Required task ▸ Among these lines, how many include "không"? Answer only with the number.

[BEGIN Dataset records]

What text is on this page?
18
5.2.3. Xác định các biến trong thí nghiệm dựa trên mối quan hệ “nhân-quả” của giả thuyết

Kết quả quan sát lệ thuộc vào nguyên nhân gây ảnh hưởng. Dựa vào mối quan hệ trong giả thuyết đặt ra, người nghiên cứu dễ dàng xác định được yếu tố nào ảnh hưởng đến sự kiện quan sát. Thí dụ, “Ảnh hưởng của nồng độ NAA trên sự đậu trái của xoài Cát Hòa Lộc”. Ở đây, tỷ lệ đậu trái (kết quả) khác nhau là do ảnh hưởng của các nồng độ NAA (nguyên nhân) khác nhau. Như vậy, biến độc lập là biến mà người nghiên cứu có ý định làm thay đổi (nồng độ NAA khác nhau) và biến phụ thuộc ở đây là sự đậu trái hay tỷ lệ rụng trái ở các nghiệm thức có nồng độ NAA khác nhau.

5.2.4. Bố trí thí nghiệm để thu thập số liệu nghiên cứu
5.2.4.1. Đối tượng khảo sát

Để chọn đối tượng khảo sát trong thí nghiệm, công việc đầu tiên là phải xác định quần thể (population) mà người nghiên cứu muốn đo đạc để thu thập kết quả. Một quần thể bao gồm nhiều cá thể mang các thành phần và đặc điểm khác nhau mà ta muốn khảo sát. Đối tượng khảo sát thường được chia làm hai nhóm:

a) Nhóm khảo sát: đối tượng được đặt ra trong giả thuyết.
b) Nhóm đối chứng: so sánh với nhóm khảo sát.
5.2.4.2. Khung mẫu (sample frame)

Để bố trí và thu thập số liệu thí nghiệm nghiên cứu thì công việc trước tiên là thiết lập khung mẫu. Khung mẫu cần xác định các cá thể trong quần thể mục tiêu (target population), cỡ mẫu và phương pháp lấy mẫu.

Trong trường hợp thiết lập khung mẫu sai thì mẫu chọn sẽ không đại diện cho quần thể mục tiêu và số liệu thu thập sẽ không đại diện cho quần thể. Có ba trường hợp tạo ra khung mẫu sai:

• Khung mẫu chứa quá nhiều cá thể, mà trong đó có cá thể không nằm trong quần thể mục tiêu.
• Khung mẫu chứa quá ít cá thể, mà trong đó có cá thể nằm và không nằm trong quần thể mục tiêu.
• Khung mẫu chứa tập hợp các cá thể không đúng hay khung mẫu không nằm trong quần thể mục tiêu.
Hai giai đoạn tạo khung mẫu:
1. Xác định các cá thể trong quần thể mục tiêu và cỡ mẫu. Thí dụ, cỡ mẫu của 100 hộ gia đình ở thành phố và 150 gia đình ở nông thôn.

[END Dataset records]

Expected output ▸ 4